══ DATA FOR PROCESSING ══
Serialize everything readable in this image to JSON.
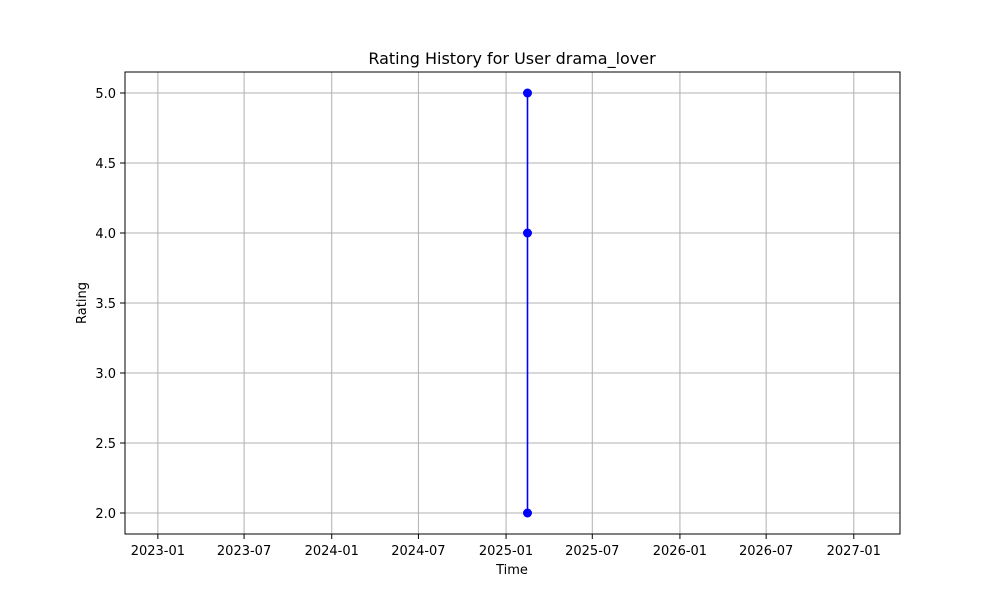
{
  "chart_data": {
    "type": "line",
    "title": "Rating History for User drama_lover",
    "xlabel": "Time",
    "ylabel": "Rating",
    "x_type": "date",
    "xlim": [
      "2022-10-24",
      "2027-04-08"
    ],
    "ylim": [
      1.85,
      5.15
    ],
    "x_ticks": [
      "2023-01-01",
      "2023-07-01",
      "2024-01-01",
      "2024-07-01",
      "2025-01-01",
      "2025-07-01",
      "2026-01-01",
      "2026-07-01",
      "2027-01-01"
    ],
    "x_tick_labels": [
      "2023-01",
      "2023-07",
      "2024-01",
      "2024-07",
      "2025-01",
      "2025-07",
      "2026-01",
      "2026-07",
      "2027-01"
    ],
    "y_ticks": [
      2.0,
      2.5,
      3.0,
      3.5,
      4.0,
      4.5,
      5.0
    ],
    "y_tick_labels": [
      "2.0",
      "2.5",
      "3.0",
      "3.5",
      "4.0",
      "4.5",
      "5.0"
    ],
    "grid": true,
    "series": [
      {
        "color": "#0000ff",
        "marker": "circle",
        "points": [
          {
            "x": "2025-02-15",
            "y": 5.0
          },
          {
            "x": "2025-02-15",
            "y": 4.0
          },
          {
            "x": "2025-02-15",
            "y": 2.0
          }
        ]
      }
    ]
  }
}
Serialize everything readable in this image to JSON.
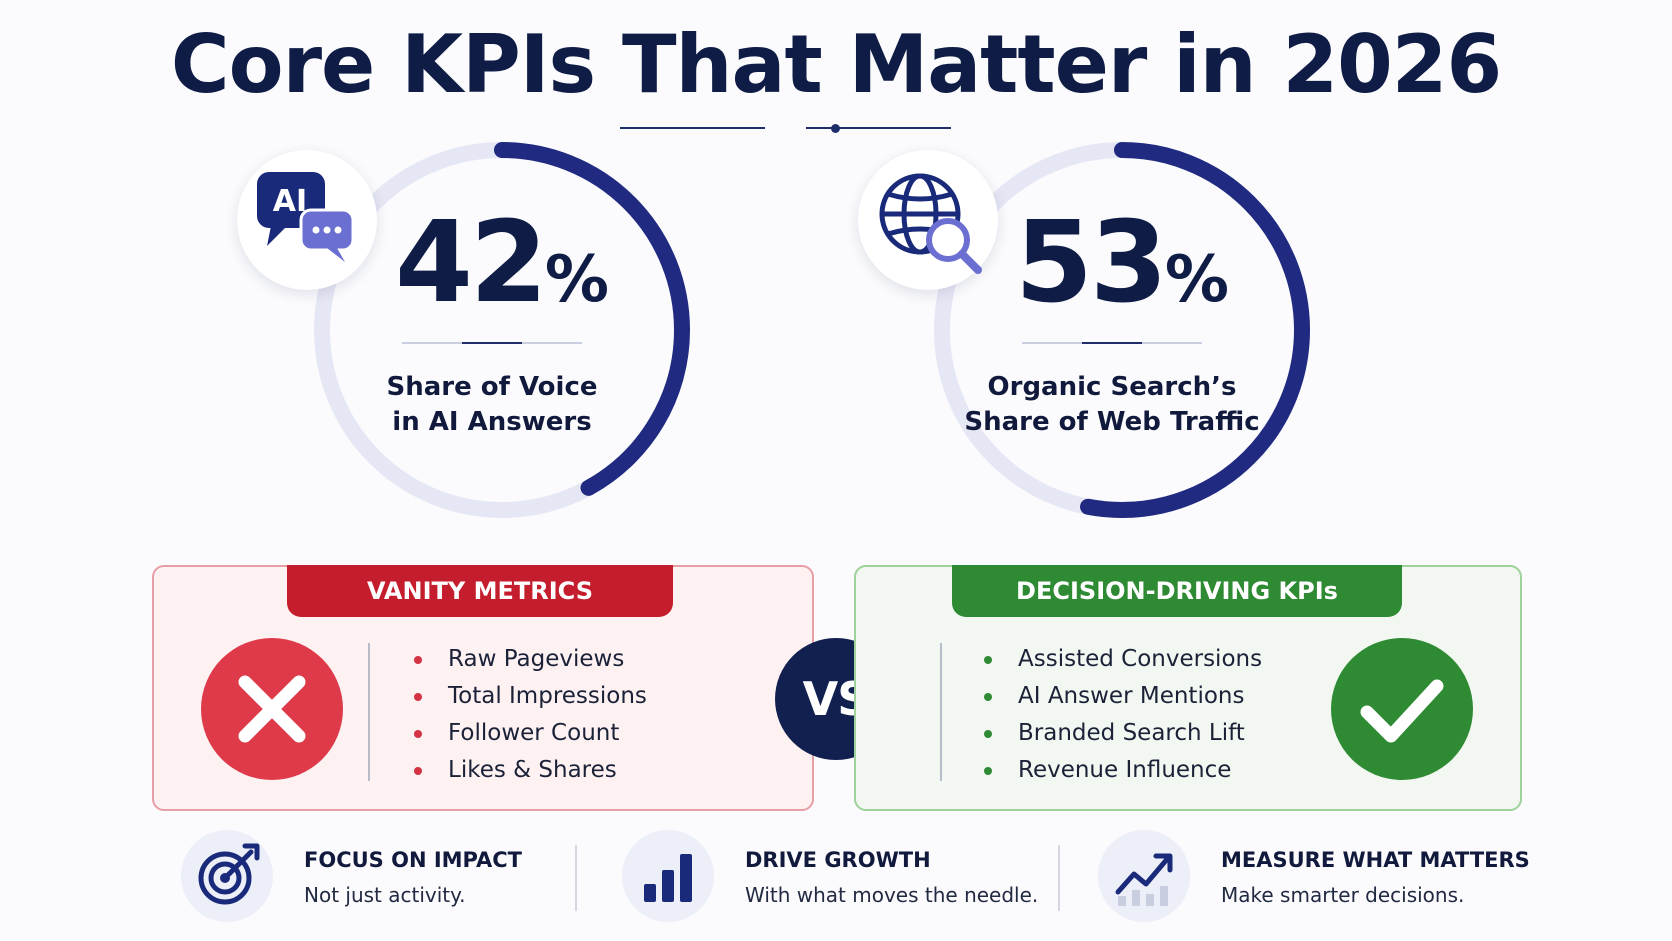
{
  "header": {
    "title": "Core KPIs That Matter in 2026"
  },
  "kpis": [
    {
      "value": "42",
      "unit": "%",
      "progress_fraction": 0.42,
      "label_line1": "Share of Voice",
      "label_line2": "in AI Answers",
      "icon": "ai-chat-icon",
      "icon_text": "AI"
    },
    {
      "value": "53",
      "unit": "%",
      "progress_fraction": 0.53,
      "label_line1": "Organic Search’s",
      "label_line2": "Share of Web Traffic",
      "icon": "globe-search-icon"
    }
  ],
  "comparison": {
    "vanity": {
      "title": "VANITY METRICS",
      "icon": "x-mark-icon",
      "items": [
        "Raw Pageviews",
        "Total Impressions",
        "Follower Count",
        "Likes & Shares"
      ]
    },
    "vs_label": "VS",
    "decision": {
      "title": "DECISION-DRIVING KPIs",
      "icon": "check-mark-icon",
      "items": [
        "Assisted Conversions",
        "AI Answer Mentions",
        "Branded Search Lift",
        "Revenue Influence"
      ]
    }
  },
  "footer": [
    {
      "icon": "target-icon",
      "title": "FOCUS ON IMPACT",
      "subtitle": "Not just activity."
    },
    {
      "icon": "bar-chart-icon",
      "title": "DRIVE GROWTH",
      "subtitle": "With what moves the needle."
    },
    {
      "icon": "trend-up-icon",
      "title": "MEASURE WHAT MATTERS",
      "subtitle": "Make smarter decisions."
    }
  ],
  "colors": {
    "navy": "#0f1c45",
    "ring_track": "#e6e7f5",
    "ring_progress": "#1f2a80",
    "vanity_red": "#c41e2e",
    "decision_green": "#2f8a34"
  }
}
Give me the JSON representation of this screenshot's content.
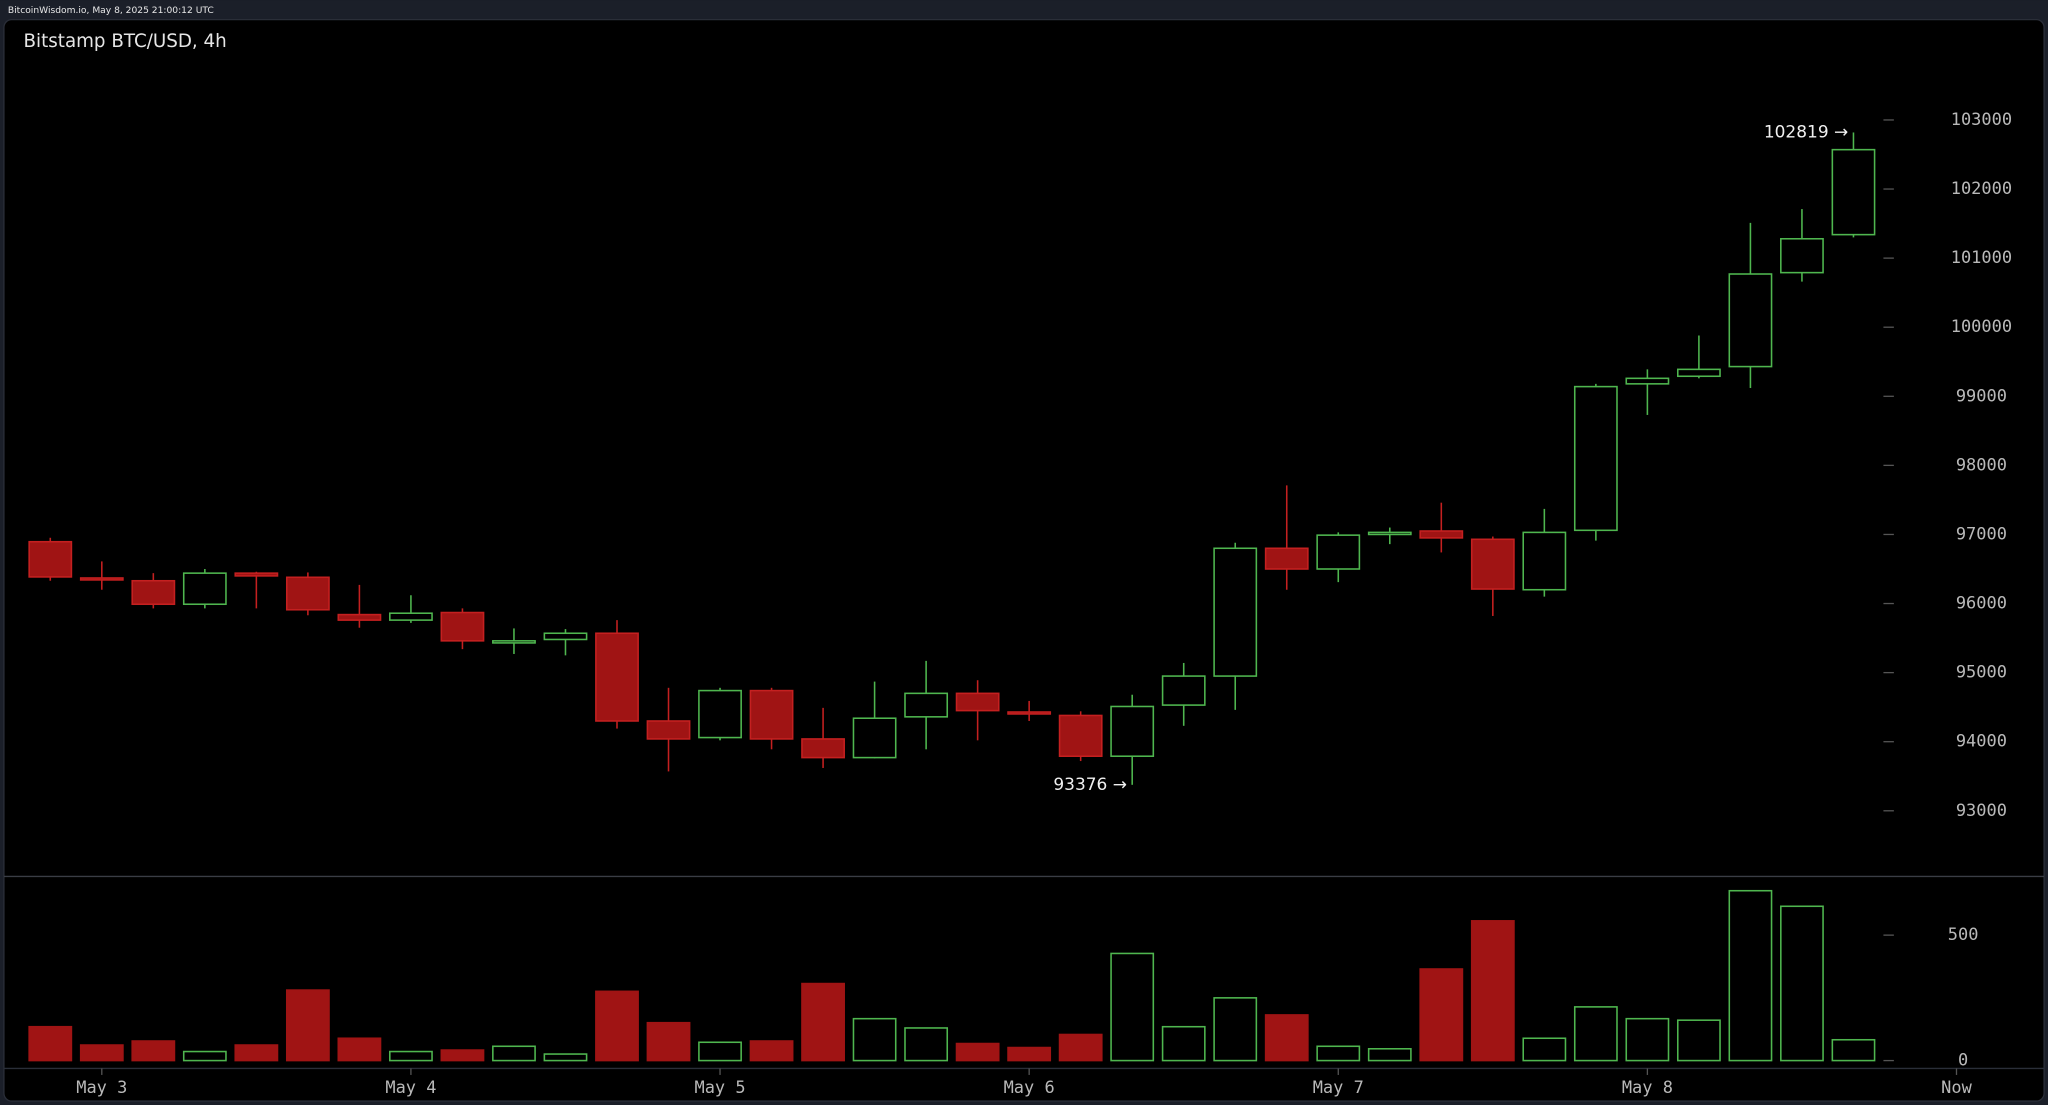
{
  "header": {
    "text": "BitcoinWisdom.io, May 8, 2025 21:00:12 UTC"
  },
  "chart_data": {
    "type": "candlestick",
    "title": "Bitstamp BTC/USD, 4h",
    "open": [
      96895,
      96370,
      96330,
      95990,
      96440,
      96380,
      95840,
      95760,
      95870,
      95430,
      95480,
      95570,
      94300,
      94060,
      94740,
      94040,
      93770,
      94360,
      94700,
      94430,
      94380,
      93790,
      94530,
      94950,
      96800,
      96500,
      97000,
      97050,
      96930,
      96200,
      97060,
      99180,
      99290,
      99430,
      100790,
      101340
    ],
    "high": [
      96952,
      96610,
      96440,
      96500,
      96460,
      96450,
      96270,
      96120,
      95930,
      95640,
      95630,
      95760,
      94780,
      94780,
      94780,
      94490,
      94870,
      95170,
      94890,
      94590,
      94440,
      94680,
      95140,
      96880,
      97710,
      97030,
      97100,
      97460,
      96970,
      97370,
      99180,
      99390,
      99880,
      101510,
      101710,
      102819
    ],
    "low": [
      96330,
      96200,
      95930,
      95930,
      95930,
      95830,
      95650,
      95720,
      95340,
      95270,
      95250,
      94190,
      93570,
      94020,
      93890,
      93620,
      93760,
      93890,
      94020,
      94300,
      93720,
      93376,
      94230,
      94460,
      96200,
      96310,
      96860,
      96740,
      95820,
      96100,
      96910,
      98730,
      99260,
      99120,
      100660,
      101300
    ],
    "close": [
      96385,
      96345,
      95990,
      96440,
      96400,
      95910,
      95760,
      95860,
      95460,
      95460,
      95570,
      94300,
      94040,
      94740,
      94040,
      93770,
      94340,
      94700,
      94450,
      94410,
      93790,
      94510,
      94950,
      96800,
      96500,
      96990,
      97030,
      96950,
      96210,
      97030,
      99140,
      99260,
      99390,
      100770,
      101280,
      102570
    ],
    "volume": [
      135,
      62,
      78,
      36,
      62,
      281,
      89,
      36,
      42,
      57,
      26,
      276,
      151,
      73,
      78,
      307,
      167,
      130,
      68,
      52,
      104,
      427,
      135,
      250,
      182,
      57,
      47,
      365,
      557,
      89,
      214,
      167,
      161,
      677,
      615,
      83
    ],
    "up_color": "#4fb64f",
    "down_color": "#a01414",
    "down_edge_color": "#c42020",
    "ylim": [
      92050,
      103980
    ],
    "yticks": [
      93000,
      94000,
      95000,
      96000,
      97000,
      98000,
      99000,
      100000,
      101000,
      102000,
      103000
    ],
    "volume_ylim": [
      0,
      734
    ],
    "volume_yticks": [
      0,
      500
    ],
    "xlim": [
      -0.9,
      38.7
    ],
    "xticks": [
      {
        "value": 1,
        "label": "May 3"
      },
      {
        "value": 7,
        "label": "May 4"
      },
      {
        "value": 13,
        "label": "May 5"
      },
      {
        "value": 19,
        "label": "May 6"
      },
      {
        "value": 25,
        "label": "May 7"
      },
      {
        "value": 31,
        "label": "May 8"
      },
      {
        "value": 37,
        "label": "Now"
      }
    ],
    "annotations": [
      {
        "text": "102819 →",
        "value": 102819
      },
      {
        "text": "93376 →",
        "value": 93376
      }
    ]
  }
}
═══
Make an exact copy of all entries above, dropping the images.

Serialize everything readable in this image to JSON.
{
  "chart_data": {
    "type": "line",
    "title": "Rating History for User drama_lover",
    "xlabel": "Time",
    "ylabel": "Rating",
    "x_type": "date",
    "xlim": [
      "2022-10-24",
      "2027-04-08"
    ],
    "ylim": [
      1.85,
      5.15
    ],
    "x_ticks": [
      "2023-01-01",
      "2023-07-01",
      "2024-01-01",
      "2024-07-01",
      "2025-01-01",
      "2025-07-01",
      "2026-01-01",
      "2026-07-01",
      "2027-01-01"
    ],
    "x_tick_labels": [
      "2023-01",
      "2023-07",
      "2024-01",
      "2024-07",
      "2025-01",
      "2025-07",
      "2026-01",
      "2026-07",
      "2027-01"
    ],
    "y_ticks": [
      2.0,
      2.5,
      3.0,
      3.5,
      4.0,
      4.5,
      5.0
    ],
    "y_tick_labels": [
      "2.0",
      "2.5",
      "3.0",
      "3.5",
      "4.0",
      "4.5",
      "5.0"
    ],
    "grid": true,
    "series": [
      {
        "color": "#0000ff",
        "marker": "circle",
        "points": [
          {
            "x": "2025-02-15",
            "y": 5.0
          },
          {
            "x": "2025-02-15",
            "y": 4.0
          },
          {
            "x": "2025-02-15",
            "y": 2.0
          }
        ]
      }
    ]
  }
}
Serialize everything readable in this image to JSON.
{
  "header": {
    "title": "Core KPIs That Matter in 2026"
  },
  "kpis": [
    {
      "value": "42",
      "unit": "%",
      "progress_fraction": 0.42,
      "label_line1": "Share of Voice",
      "label_line2": "in AI Answers",
      "icon": "ai-chat-icon",
      "icon_text": "AI"
    },
    {
      "value": "53",
      "unit": "%",
      "progress_fraction": 0.53,
      "label_line1": "Organic Search’s",
      "label_line2": "Share of Web Traffic",
      "icon": "globe-search-icon"
    }
  ],
  "comparison": {
    "vanity": {
      "title": "VANITY METRICS",
      "icon": "x-mark-icon",
      "items": [
        "Raw Pageviews",
        "Total Impressions",
        "Follower Count",
        "Likes & Shares"
      ]
    },
    "vs_label": "VS",
    "decision": {
      "title": "DECISION-DRIVING KPIs",
      "icon": "check-mark-icon",
      "items": [
        "Assisted Conversions",
        "AI Answer Mentions",
        "Branded Search Lift",
        "Revenue Influence"
      ]
    }
  },
  "footer": [
    {
      "icon": "target-icon",
      "title": "FOCUS ON IMPACT",
      "subtitle": "Not just activity."
    },
    {
      "icon": "bar-chart-icon",
      "title": "DRIVE GROWTH",
      "subtitle": "With what moves the needle."
    },
    {
      "icon": "trend-up-icon",
      "title": "MEASURE WHAT MATTERS",
      "subtitle": "Make smarter decisions."
    }
  ],
  "colors": {
    "navy": "#0f1c45",
    "ring_track": "#e6e7f5",
    "ring_progress": "#1f2a80",
    "vanity_red": "#c41e2e",
    "decision_green": "#2f8a34"
  }
}
Give me the JSON representation of this screenshot's content.
{
  "header": {
    "text": "BitcoinWisdom.io, May 8, 2025 21:00:12 UTC"
  },
  "chart_data": {
    "type": "candlestick",
    "title": "Bitstamp BTC/USD, 4h",
    "open": [
      96895,
      96370,
      96330,
      95990,
      96440,
      96380,
      95840,
      95760,
      95870,
      95430,
      95480,
      95570,
      94300,
      94060,
      94740,
      94040,
      93770,
      94360,
      94700,
      94430,
      94380,
      93790,
      94530,
      94950,
      96800,
      96500,
      97000,
      97050,
      96930,
      96200,
      97060,
      99180,
      99290,
      99430,
      100790,
      101340
    ],
    "high": [
      96952,
      96610,
      96440,
      96500,
      96460,
      96450,
      96270,
      96120,
      95930,
      95640,
      95630,
      95760,
      94780,
      94780,
      94780,
      94490,
      94870,
      95170,
      94890,
      94590,
      94440,
      94680,
      95140,
      96880,
      97710,
      97030,
      97100,
      97460,
      96970,
      97370,
      99180,
      99390,
      99880,
      101510,
      101710,
      102819
    ],
    "low": [
      96330,
      96200,
      95930,
      95930,
      95930,
      95830,
      95650,
      95720,
      95340,
      95270,
      95250,
      94190,
      93570,
      94020,
      93890,
      93620,
      93760,
      93890,
      94020,
      94300,
      93720,
      93376,
      94230,
      94460,
      96200,
      96310,
      96860,
      96740,
      95820,
      96100,
      96910,
      98730,
      99260,
      99120,
      100660,
      101300
    ],
    "close": [
      96385,
      96345,
      95990,
      96440,
      96400,
      95910,
      95760,
      95860,
      95460,
      95460,
      95570,
      94300,
      94040,
      94740,
      94040,
      93770,
      94340,
      94700,
      94450,
      94410,
      93790,
      94510,
      94950,
      96800,
      96500,
      96990,
      97030,
      96950,
      96210,
      97030,
      99140,
      99260,
      99390,
      100770,
      101280,
      102570
    ],
    "volume": [
      135,
      62,
      78,
      36,
      62,
      281,
      89,
      36,
      42,
      57,
      26,
      276,
      151,
      73,
      78,
      307,
      167,
      130,
      68,
      52,
      104,
      427,
      135,
      250,
      182,
      57,
      47,
      365,
      557,
      89,
      214,
      167,
      161,
      677,
      615,
      83
    ],
    "up_color": "#4fb64f",
    "down_color": "#a01414",
    "down_edge_color": "#c42020",
    "ylim": [
      92050,
      103980
    ],
    "yticks": [
      93000,
      94000,
      95000,
      96000,
      97000,
      98000,
      99000,
      100000,
      101000,
      102000,
      103000
    ],
    "volume_ylim": [
      0,
      734
    ],
    "volume_yticks": [
      0,
      500
    ],
    "xlim": [
      -0.9,
      38.7
    ],
    "xticks": [
      {
        "value": 1,
        "label": "May 3"
      },
      {
        "value": 7,
        "label": "May 4"
      },
      {
        "value": 13,
        "label": "May 5"
      },
      {
        "value": 19,
        "label": "May 6"
      },
      {
        "value": 25,
        "label": "May 7"
      },
      {
        "value": 31,
        "label": "May 8"
      },
      {
        "value": 37,
        "label": "Now"
      }
    ],
    "annotations": [
      {
        "text": "102819 →",
        "value": 102819
      },
      {
        "text": "93376 →",
        "value": 93376
      }
    ]
  }
}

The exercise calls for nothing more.